_Selection_.
________________

WAIVER UNDER CREDIT AGREEMENT
Exhibit 10.1
EXECUTION VERSION
THIS WAIVER UNDER CREDIT AGREEMENT (this “Agreement”) is made and entered into as of July 25, 2022, by and among F45 TRAINING HOLDINGS INC., a Delaware corporation (the “Borrower”), the other Loan Parties party hereto, the Lenders party hereto, and JPMORGAN CHASE BANK, N.A., as Administrative Agent and Australian Security Trustee (the “Administrative Agent”).
W I T N E S S E T H :
WHEREAS, the Borrower, the other Loan Parties party thereto, the Lenders, and Administrative Agent have executed and delivered that certain Amended and Restated Credit Agreement dated as of August 13, 2021, as amended by that certain First Amendment to Amended and Restated Credit Agreement dated as of December 20, 2021, as amended by that certain Second Amendment to Amended and Restated Credit Agreement dated as of May 13, 2022 (as the same may be amended, restated, supplemented, or otherwise modified from time to time, the “Credit Agreement”).
WHEREAS, the Borrower has requested that the Required Lenders waive certain defaults, and Required Lenders have agreed to waive certain defaults, subject to the terms and conditions hereof.

________________

_Information provided_.
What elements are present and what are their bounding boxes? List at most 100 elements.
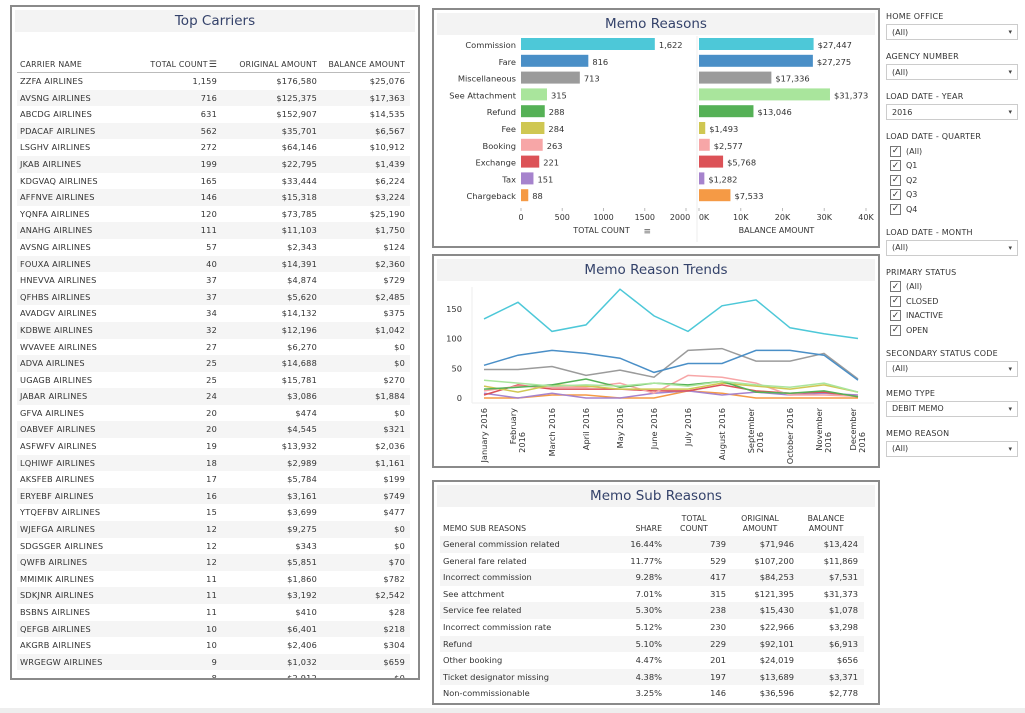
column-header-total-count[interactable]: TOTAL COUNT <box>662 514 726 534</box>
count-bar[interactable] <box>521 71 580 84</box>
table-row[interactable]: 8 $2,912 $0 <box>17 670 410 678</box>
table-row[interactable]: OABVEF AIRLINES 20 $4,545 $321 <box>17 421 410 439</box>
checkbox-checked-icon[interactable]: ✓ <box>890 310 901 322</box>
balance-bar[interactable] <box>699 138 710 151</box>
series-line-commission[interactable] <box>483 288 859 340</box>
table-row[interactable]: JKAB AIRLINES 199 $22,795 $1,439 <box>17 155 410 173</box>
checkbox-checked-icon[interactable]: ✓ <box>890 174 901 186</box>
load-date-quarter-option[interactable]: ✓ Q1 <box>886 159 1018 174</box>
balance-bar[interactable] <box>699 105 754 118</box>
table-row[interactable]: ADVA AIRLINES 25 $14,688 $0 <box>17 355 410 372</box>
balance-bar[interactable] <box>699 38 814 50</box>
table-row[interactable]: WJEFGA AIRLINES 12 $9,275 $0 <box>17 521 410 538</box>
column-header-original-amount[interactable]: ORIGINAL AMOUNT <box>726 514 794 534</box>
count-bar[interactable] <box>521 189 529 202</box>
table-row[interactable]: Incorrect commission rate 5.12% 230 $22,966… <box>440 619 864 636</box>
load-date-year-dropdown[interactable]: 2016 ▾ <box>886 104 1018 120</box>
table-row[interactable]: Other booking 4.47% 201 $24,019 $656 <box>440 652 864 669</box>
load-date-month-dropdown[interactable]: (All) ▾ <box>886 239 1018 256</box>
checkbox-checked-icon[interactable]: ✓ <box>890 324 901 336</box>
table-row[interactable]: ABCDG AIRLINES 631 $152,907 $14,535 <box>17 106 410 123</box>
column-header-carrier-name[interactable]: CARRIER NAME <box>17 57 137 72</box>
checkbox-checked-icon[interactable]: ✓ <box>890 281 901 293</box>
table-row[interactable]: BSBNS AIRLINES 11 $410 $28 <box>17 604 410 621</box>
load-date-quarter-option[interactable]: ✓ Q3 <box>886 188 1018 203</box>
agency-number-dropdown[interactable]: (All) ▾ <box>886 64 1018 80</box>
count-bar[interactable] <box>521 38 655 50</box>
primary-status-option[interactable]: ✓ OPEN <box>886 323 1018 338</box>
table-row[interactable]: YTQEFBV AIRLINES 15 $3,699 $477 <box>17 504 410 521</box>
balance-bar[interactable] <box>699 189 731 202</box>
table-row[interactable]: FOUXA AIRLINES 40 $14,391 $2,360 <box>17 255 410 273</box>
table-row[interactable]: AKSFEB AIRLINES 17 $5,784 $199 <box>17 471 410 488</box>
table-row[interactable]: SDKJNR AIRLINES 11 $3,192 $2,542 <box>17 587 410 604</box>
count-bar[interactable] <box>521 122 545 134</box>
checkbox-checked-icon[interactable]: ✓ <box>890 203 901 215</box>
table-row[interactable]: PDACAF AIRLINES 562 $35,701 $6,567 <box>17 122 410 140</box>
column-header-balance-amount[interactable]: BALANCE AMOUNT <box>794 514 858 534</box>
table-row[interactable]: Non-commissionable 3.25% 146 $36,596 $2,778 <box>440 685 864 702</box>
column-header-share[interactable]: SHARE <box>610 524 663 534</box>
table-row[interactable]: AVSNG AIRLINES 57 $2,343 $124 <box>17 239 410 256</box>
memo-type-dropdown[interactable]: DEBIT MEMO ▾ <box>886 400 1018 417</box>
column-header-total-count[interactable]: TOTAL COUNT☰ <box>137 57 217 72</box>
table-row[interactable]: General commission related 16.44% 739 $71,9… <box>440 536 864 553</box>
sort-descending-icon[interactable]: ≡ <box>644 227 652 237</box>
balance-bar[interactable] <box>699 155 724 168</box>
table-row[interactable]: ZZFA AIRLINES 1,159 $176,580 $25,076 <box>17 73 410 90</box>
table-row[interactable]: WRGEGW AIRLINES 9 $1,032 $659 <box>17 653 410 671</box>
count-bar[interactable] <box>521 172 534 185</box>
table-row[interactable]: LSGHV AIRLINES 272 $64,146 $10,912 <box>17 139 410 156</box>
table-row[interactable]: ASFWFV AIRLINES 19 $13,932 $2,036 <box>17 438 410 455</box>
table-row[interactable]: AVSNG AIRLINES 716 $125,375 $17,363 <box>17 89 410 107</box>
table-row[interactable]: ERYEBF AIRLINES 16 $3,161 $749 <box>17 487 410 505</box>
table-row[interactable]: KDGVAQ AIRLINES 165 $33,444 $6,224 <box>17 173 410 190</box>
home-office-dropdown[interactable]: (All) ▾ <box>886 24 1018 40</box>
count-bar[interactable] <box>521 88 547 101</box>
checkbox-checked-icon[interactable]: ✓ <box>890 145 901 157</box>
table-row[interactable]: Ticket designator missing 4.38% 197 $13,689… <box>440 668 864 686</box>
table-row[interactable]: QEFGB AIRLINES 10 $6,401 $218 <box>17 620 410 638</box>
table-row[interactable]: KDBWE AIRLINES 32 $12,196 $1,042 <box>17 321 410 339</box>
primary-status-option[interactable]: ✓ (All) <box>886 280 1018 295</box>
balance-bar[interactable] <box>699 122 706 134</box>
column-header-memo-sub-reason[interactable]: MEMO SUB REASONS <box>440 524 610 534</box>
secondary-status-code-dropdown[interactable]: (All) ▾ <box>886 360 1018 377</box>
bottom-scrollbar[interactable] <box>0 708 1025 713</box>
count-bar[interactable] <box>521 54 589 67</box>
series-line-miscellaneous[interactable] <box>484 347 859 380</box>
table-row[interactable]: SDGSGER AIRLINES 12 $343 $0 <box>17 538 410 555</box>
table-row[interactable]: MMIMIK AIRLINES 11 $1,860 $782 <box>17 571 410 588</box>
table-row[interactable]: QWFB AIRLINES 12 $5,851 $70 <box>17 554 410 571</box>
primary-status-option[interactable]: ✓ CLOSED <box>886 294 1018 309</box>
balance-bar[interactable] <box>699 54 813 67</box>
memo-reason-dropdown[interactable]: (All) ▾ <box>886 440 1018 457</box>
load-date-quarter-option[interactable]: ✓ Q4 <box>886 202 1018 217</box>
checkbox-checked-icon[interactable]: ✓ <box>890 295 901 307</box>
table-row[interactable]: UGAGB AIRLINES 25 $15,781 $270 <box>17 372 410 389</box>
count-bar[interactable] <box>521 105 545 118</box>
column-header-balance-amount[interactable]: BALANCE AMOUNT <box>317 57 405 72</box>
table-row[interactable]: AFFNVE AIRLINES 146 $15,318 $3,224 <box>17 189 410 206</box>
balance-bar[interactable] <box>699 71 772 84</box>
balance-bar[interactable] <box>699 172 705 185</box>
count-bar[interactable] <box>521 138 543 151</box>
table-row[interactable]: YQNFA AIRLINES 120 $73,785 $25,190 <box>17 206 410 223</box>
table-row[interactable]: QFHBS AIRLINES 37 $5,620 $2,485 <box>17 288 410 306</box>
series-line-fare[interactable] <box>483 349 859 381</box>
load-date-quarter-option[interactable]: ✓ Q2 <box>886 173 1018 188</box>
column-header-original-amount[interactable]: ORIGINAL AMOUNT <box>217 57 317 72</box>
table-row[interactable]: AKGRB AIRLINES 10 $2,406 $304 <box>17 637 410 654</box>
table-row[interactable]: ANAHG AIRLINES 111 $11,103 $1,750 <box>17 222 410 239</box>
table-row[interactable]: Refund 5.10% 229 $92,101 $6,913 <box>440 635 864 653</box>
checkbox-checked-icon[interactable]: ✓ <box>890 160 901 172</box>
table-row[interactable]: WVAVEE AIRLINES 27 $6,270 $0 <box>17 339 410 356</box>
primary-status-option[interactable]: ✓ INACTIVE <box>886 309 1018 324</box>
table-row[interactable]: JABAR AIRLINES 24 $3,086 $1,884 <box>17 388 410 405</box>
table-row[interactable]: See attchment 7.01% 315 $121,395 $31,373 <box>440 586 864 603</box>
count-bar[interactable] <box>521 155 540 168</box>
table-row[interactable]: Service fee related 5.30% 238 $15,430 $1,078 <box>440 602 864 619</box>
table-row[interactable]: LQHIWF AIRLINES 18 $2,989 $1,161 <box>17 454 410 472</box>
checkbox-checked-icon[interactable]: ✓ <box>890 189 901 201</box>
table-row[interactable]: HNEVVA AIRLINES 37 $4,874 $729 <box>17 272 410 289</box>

________________

_Exercise description_. According to the credit agreement waiver, on what date was the Amended and Restated Credit Agreement originally dated?

_Response to this exercise_. August 13, 2021